→ MATERIAL SUPPLIED:

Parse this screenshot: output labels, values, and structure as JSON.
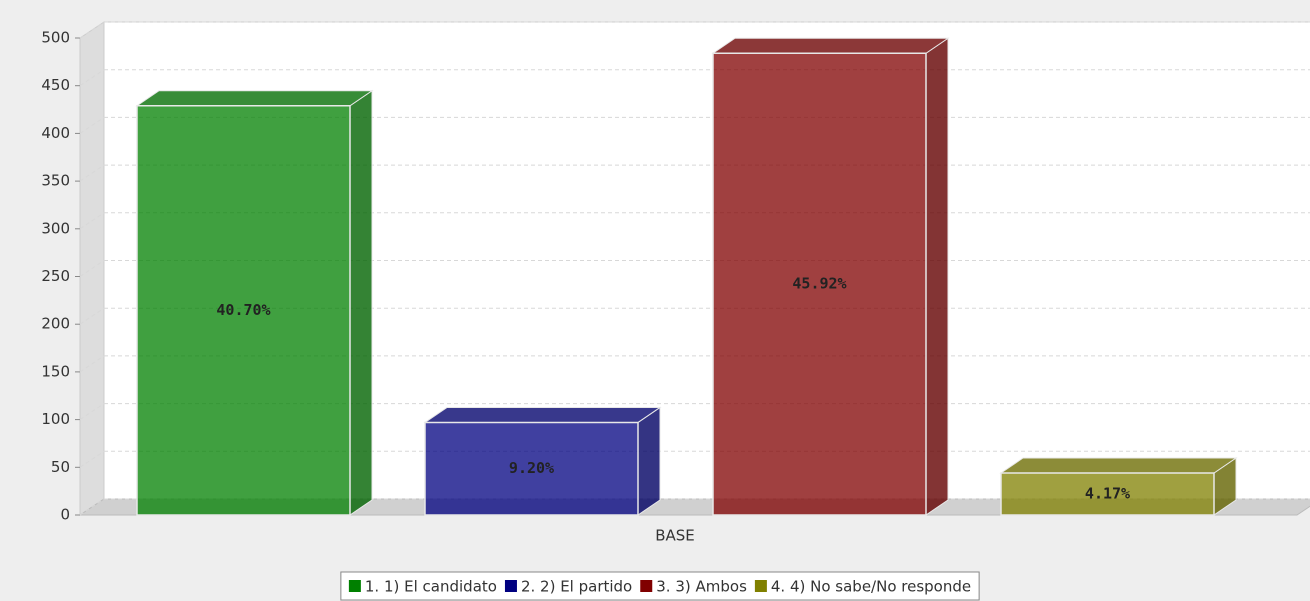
{
  "chart_data": {
    "type": "bar3d",
    "categories": [
      "BASE"
    ],
    "series": [
      {
        "name": "1. 1) El candidato",
        "color": "#008000",
        "values": [
          429
        ],
        "value_labels": [
          "40.70%"
        ]
      },
      {
        "name": "2. 2) El partido",
        "color": "#000080",
        "values": [
          97
        ],
        "value_labels": [
          "9.20%"
        ]
      },
      {
        "name": "3. 3) Ambos",
        "color": "#800000",
        "values": [
          484
        ],
        "value_labels": [
          "45.92%"
        ]
      },
      {
        "name": "4. 4) No sabe/No responde",
        "color": "#808000",
        "values": [
          44
        ],
        "value_labels": [
          "4.17%"
        ]
      }
    ],
    "ylim": [
      0,
      500
    ],
    "yticks": [
      0,
      50,
      100,
      150,
      200,
      250,
      300,
      350,
      400,
      450,
      500
    ],
    "grid": true,
    "legend": "bottom"
  }
}
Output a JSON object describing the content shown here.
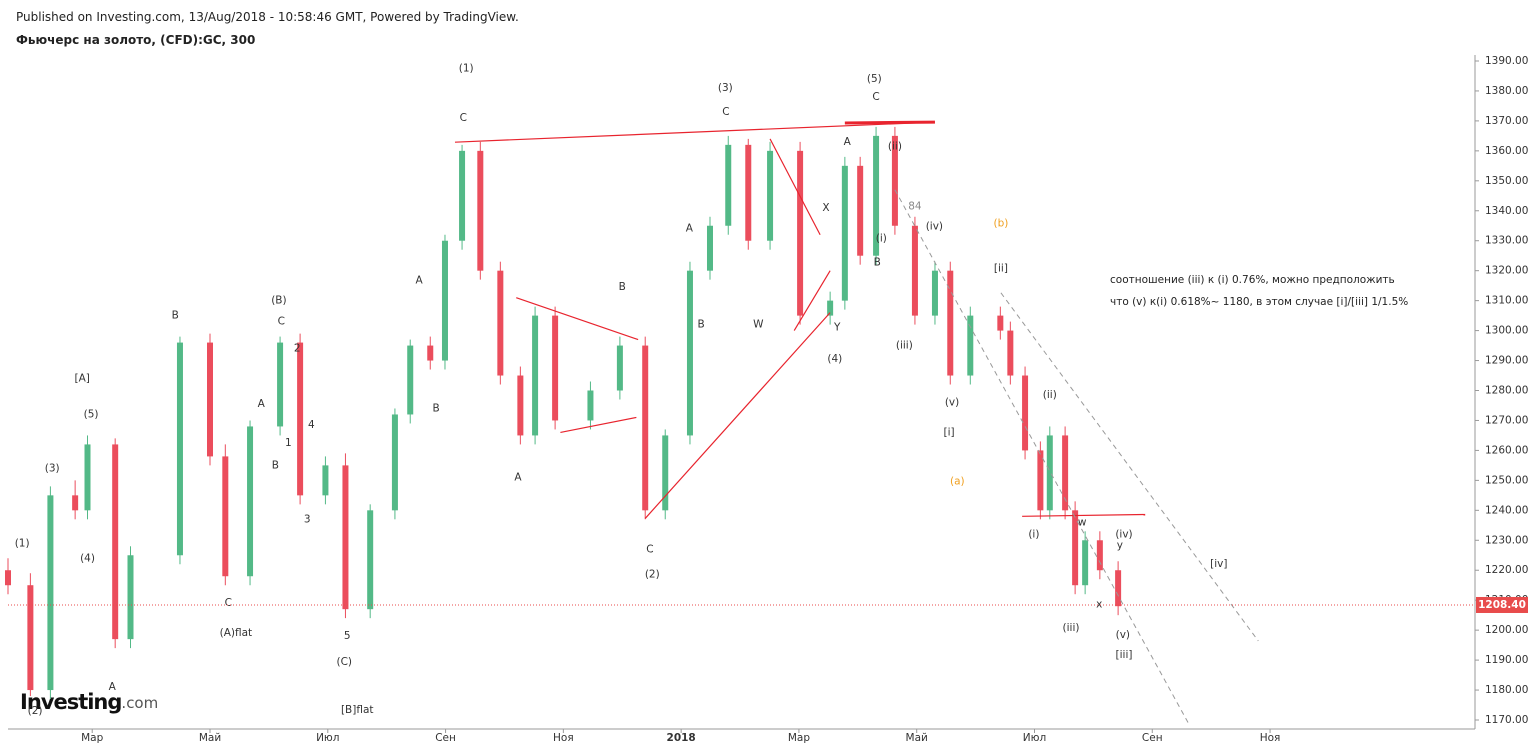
{
  "header": {
    "published": "Published on Investing.com, 13/Aug/2018 - 10:58:46 GMT, Powered by TradingView.",
    "instrument": "Фьючерс на золото, (CFD):GC, 300"
  },
  "logo": {
    "name": "Investing",
    "suffix": ".com"
  },
  "note_lines": [
    "соотношение (iii) к (i) 0.76%, можно предположить",
    "что (v) к(i) 0.618%~ 1180, в этом случае [i]/[iii] 1/1.5%"
  ],
  "chart_data": {
    "type": "candlestick",
    "up_color": "#53b987",
    "down_color": "#eb4d5c",
    "grid": false,
    "xlim": [
      0.57,
      25.48
    ],
    "ylim": [
      1167,
      1392
    ],
    "xticks": [
      {
        "value": 2,
        "label": "Мар"
      },
      {
        "value": 4,
        "label": "Май"
      },
      {
        "value": 6,
        "label": "Июл"
      },
      {
        "value": 8,
        "label": "Сен"
      },
      {
        "value": 10,
        "label": "Ноя"
      },
      {
        "value": 12,
        "label": "2018"
      },
      {
        "value": 14,
        "label": "Мар"
      },
      {
        "value": 16,
        "label": "Май"
      },
      {
        "value": 18,
        "label": "Июл"
      },
      {
        "value": 20,
        "label": "Сен"
      },
      {
        "value": 22,
        "label": "Ноя"
      }
    ],
    "yticks": [
      {
        "value": 1170,
        "label": "1170.00"
      },
      {
        "value": 1180,
        "label": "1180.00"
      },
      {
        "value": 1190,
        "label": "1190.00"
      },
      {
        "value": 1200,
        "label": "1200.00"
      },
      {
        "value": 1210,
        "label": "1210.00"
      },
      {
        "value": 1220,
        "label": "1220.00"
      },
      {
        "value": 1230,
        "label": "1230.00"
      },
      {
        "value": 1240,
        "label": "1240.00"
      },
      {
        "value": 1250,
        "label": "1250.00"
      },
      {
        "value": 1260,
        "label": "1260.00"
      },
      {
        "value": 1270,
        "label": "1270.00"
      },
      {
        "value": 1280,
        "label": "1280.00"
      },
      {
        "value": 1290,
        "label": "1290.00"
      },
      {
        "value": 1300,
        "label": "1300.00"
      },
      {
        "value": 1310,
        "label": "1310.00"
      },
      {
        "value": 1320,
        "label": "1320.00"
      },
      {
        "value": 1330,
        "label": "1330.00"
      },
      {
        "value": 1340,
        "label": "1340.00"
      },
      {
        "value": 1350,
        "label": "1350.00"
      },
      {
        "value": 1360,
        "label": "1360.00"
      },
      {
        "value": 1370,
        "label": "1370.00"
      },
      {
        "value": 1380,
        "label": "1380.00"
      },
      {
        "value": 1390,
        "label": "1390.00"
      }
    ],
    "x": [
      0.57,
      0.95,
      1.29,
      1.71,
      1.92,
      2.39,
      2.65,
      3.49,
      4.0,
      4.26,
      4.68,
      5.19,
      5.53,
      5.96,
      6.3,
      6.72,
      7.14,
      7.4,
      7.74,
      7.99,
      8.28,
      8.59,
      8.93,
      9.27,
      9.52,
      9.86,
      10.46,
      10.96,
      11.39,
      11.73,
      12.15,
      12.49,
      12.8,
      13.14,
      13.51,
      14.02,
      14.53,
      14.78,
      15.04,
      15.31,
      15.63,
      15.97,
      16.31,
      16.57,
      16.91,
      17.42,
      17.59,
      17.84,
      18.1,
      18.26,
      18.52,
      18.69,
      18.86,
      19.11,
      19.42
    ],
    "open": [
      1220,
      1215,
      1180,
      1245,
      1240,
      1262,
      1197,
      1225,
      1296,
      1258,
      1218,
      1268,
      1296,
      1245,
      1255,
      1207,
      1240,
      1272,
      1295,
      1290,
      1330,
      1360,
      1320,
      1285,
      1265,
      1305,
      1270,
      1280,
      1295,
      1240,
      1265,
      1320,
      1335,
      1362,
      1330,
      1360,
      1305,
      1310,
      1355,
      1325,
      1365,
      1335,
      1305,
      1320,
      1285,
      1305,
      1300,
      1285,
      1260,
      1240,
      1265,
      1240,
      1215,
      1230,
      1220
    ],
    "high": [
      1224,
      1219,
      1248,
      1250,
      1265,
      1264,
      1228,
      1298,
      1299,
      1262,
      1270,
      1298,
      1299,
      1258,
      1259,
      1242,
      1274,
      1297,
      1298,
      1332,
      1362,
      1363,
      1323,
      1288,
      1308,
      1308,
      1283,
      1298,
      1298,
      1267,
      1323,
      1338,
      1365,
      1364,
      1363,
      1363,
      1313,
      1358,
      1358,
      1368,
      1368,
      1338,
      1323,
      1323,
      1308,
      1308,
      1303,
      1288,
      1263,
      1268,
      1268,
      1243,
      1233,
      1233,
      1223
    ],
    "low": [
      1212,
      1178,
      1177,
      1237,
      1237,
      1194,
      1194,
      1222,
      1255,
      1215,
      1215,
      1265,
      1242,
      1242,
      1204,
      1204,
      1237,
      1269,
      1287,
      1287,
      1327,
      1317,
      1282,
      1262,
      1262,
      1267,
      1267,
      1277,
      1237,
      1237,
      1262,
      1317,
      1332,
      1327,
      1327,
      1302,
      1302,
      1307,
      1322,
      1322,
      1332,
      1302,
      1302,
      1282,
      1282,
      1297,
      1282,
      1257,
      1237,
      1237,
      1237,
      1212,
      1212,
      1217,
      1205
    ],
    "close": [
      1215,
      1180,
      1245,
      1240,
      1262,
      1197,
      1225,
      1296,
      1258,
      1218,
      1268,
      1296,
      1245,
      1255,
      1207,
      1240,
      1272,
      1295,
      1290,
      1330,
      1360,
      1320,
      1285,
      1265,
      1305,
      1270,
      1280,
      1295,
      1240,
      1265,
      1320,
      1335,
      1362,
      1330,
      1360,
      1305,
      1310,
      1355,
      1325,
      1365,
      1335,
      1305,
      1320,
      1285,
      1305,
      1300,
      1285,
      1260,
      1240,
      1265,
      1240,
      1215,
      1230,
      1220,
      1208
    ],
    "last_price": {
      "value": 1208.4,
      "label": "1208.40",
      "color": "#e84b4b"
    },
    "trend_lines": [
      {
        "color": "#e8242e",
        "width": 1.2,
        "points": [
          [
            8.16,
            1362.9
          ],
          [
            16.3,
            1369.6
          ]
        ]
      },
      {
        "color": "#e8242e",
        "width": 3,
        "points": [
          [
            14.78,
            1369.3
          ],
          [
            16.31,
            1369.6
          ]
        ]
      },
      {
        "color": "#e8242e",
        "width": 1.2,
        "points": [
          [
            9.2,
            1311
          ],
          [
            11.27,
            1297
          ]
        ]
      },
      {
        "color": "#e8242e",
        "width": 1.2,
        "points": [
          [
            9.95,
            1266
          ],
          [
            11.24,
            1271
          ]
        ]
      },
      {
        "color": "#e8242e",
        "width": 1.2,
        "points": [
          [
            11.39,
            1237.3
          ],
          [
            14.53,
            1306
          ]
        ]
      },
      {
        "color": "#e8242e",
        "width": 1.2,
        "points": [
          [
            13.51,
            1364
          ],
          [
            14.36,
            1332
          ]
        ]
      },
      {
        "color": "#e8242e",
        "width": 1.2,
        "points": [
          [
            13.92,
            1300
          ],
          [
            14.53,
            1320
          ]
        ]
      },
      {
        "color": "#e8242e",
        "width": 1.2,
        "points": [
          [
            17.79,
            1238
          ],
          [
            19.88,
            1238.6
          ]
        ]
      },
      {
        "color": "#999999",
        "width": 1,
        "dash": true,
        "points": [
          [
            17.43,
            1312.6
          ],
          [
            21.8,
            1196.4
          ]
        ]
      },
      {
        "color": "#999999",
        "width": 1,
        "dash": true,
        "points": [
          [
            15.63,
            1347
          ],
          [
            20.64,
            1168
          ]
        ]
      }
    ],
    "annotations": [
      {
        "text": "(1)",
        "x": 0.81,
        "y": 1229
      },
      {
        "text": "(2)",
        "x": 1.03,
        "y": 1173
      },
      {
        "text": "(3)",
        "x": 1.32,
        "y": 1254
      },
      {
        "text": "(4)",
        "x": 1.92,
        "y": 1224
      },
      {
        "text": "(5)",
        "x": 1.98,
        "y": 1272
      },
      {
        "text": "[A]",
        "x": 1.83,
        "y": 1284
      },
      {
        "text": "A",
        "x": 2.34,
        "y": 1181
      },
      {
        "text": "B",
        "x": 3.41,
        "y": 1305
      },
      {
        "text": "C",
        "x": 4.31,
        "y": 1209
      },
      {
        "text": "(A)flat",
        "x": 4.44,
        "y": 1199
      },
      {
        "text": "A",
        "x": 4.87,
        "y": 1275.5
      },
      {
        "text": "B",
        "x": 5.11,
        "y": 1255
      },
      {
        "text": "1",
        "x": 5.33,
        "y": 1262.5
      },
      {
        "text": "(B)",
        "x": 5.17,
        "y": 1310
      },
      {
        "text": "C",
        "x": 5.21,
        "y": 1303
      },
      {
        "text": "2",
        "x": 5.48,
        "y": 1294
      },
      {
        "text": "4",
        "x": 5.72,
        "y": 1268.5
      },
      {
        "text": "3",
        "x": 5.65,
        "y": 1237
      },
      {
        "text": "5",
        "x": 6.33,
        "y": 1198
      },
      {
        "text": "(C)",
        "x": 6.28,
        "y": 1189.4
      },
      {
        "text": "[B]flat",
        "x": 6.5,
        "y": 1173.3
      },
      {
        "text": "A",
        "x": 7.55,
        "y": 1316.7
      },
      {
        "text": "B",
        "x": 7.84,
        "y": 1274
      },
      {
        "text": "(1)",
        "x": 8.35,
        "y": 1387.5
      },
      {
        "text": "C",
        "x": 8.3,
        "y": 1371
      },
      {
        "text": "A",
        "x": 9.23,
        "y": 1251
      },
      {
        "text": "B",
        "x": 11.0,
        "y": 1314.6
      },
      {
        "text": "C",
        "x": 11.47,
        "y": 1227
      },
      {
        "text": "(2)",
        "x": 11.51,
        "y": 1218.5
      },
      {
        "text": "A",
        "x": 12.14,
        "y": 1334
      },
      {
        "text": "B",
        "x": 12.34,
        "y": 1302
      },
      {
        "text": "(3)",
        "x": 12.75,
        "y": 1381
      },
      {
        "text": "C",
        "x": 12.76,
        "y": 1373
      },
      {
        "text": "W",
        "x": 13.31,
        "y": 1302
      },
      {
        "text": "X",
        "x": 14.46,
        "y": 1341
      },
      {
        "text": "Y",
        "x": 14.65,
        "y": 1301
      },
      {
        "text": "(4)",
        "x": 14.61,
        "y": 1290.5
      },
      {
        "text": "A",
        "x": 14.82,
        "y": 1363
      },
      {
        "text": "(5)",
        "x": 15.28,
        "y": 1384
      },
      {
        "text": "C",
        "x": 15.31,
        "y": 1378
      },
      {
        "text": "(ii)",
        "x": 15.63,
        "y": 1361.5
      },
      {
        "text": "84",
        "x": 15.97,
        "y": 1341.4,
        "color": "#888888"
      },
      {
        "text": "(i)",
        "x": 15.4,
        "y": 1330.7
      },
      {
        "text": "B",
        "x": 15.33,
        "y": 1322.7
      },
      {
        "text": "(iv)",
        "x": 16.3,
        "y": 1334.7
      },
      {
        "text": "(iii)",
        "x": 15.79,
        "y": 1295
      },
      {
        "text": "(v)",
        "x": 16.6,
        "y": 1276
      },
      {
        "text": "[i]",
        "x": 16.55,
        "y": 1266
      },
      {
        "text": "(b)",
        "x": 17.43,
        "y": 1335.7,
        "color": "#f0a020"
      },
      {
        "text": "[ii]",
        "x": 17.43,
        "y": 1320.7
      },
      {
        "text": "(a)",
        "x": 16.69,
        "y": 1249.7,
        "color": "#f0a020"
      },
      {
        "text": "(ii)",
        "x": 18.26,
        "y": 1278.5
      },
      {
        "text": "(i)",
        "x": 17.99,
        "y": 1232
      },
      {
        "text": "w",
        "x": 18.81,
        "y": 1236
      },
      {
        "text": "(iv)",
        "x": 19.52,
        "y": 1232
      },
      {
        "text": "y",
        "x": 19.45,
        "y": 1228.2
      },
      {
        "text": "x",
        "x": 19.1,
        "y": 1208.5
      },
      {
        "text": "(iii)",
        "x": 18.62,
        "y": 1200.8
      },
      {
        "text": "(v)",
        "x": 19.5,
        "y": 1198.4
      },
      {
        "text": "[iii]",
        "x": 19.52,
        "y": 1191.7
      },
      {
        "text": "[iv]",
        "x": 21.13,
        "y": 1222
      }
    ]
  }
}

→ INSTRUCTIONS FOR THE TASK: Note each line of the entries that has "name" in it, and copy those lines.

→ RESULT:
        "name": "1. 1) El candidato",
        "name": "2. 2) El partido",
        "name": "3. 3) Ambos",
        "name": "4. 4) No sabe/No responde",
    "name": "Investing",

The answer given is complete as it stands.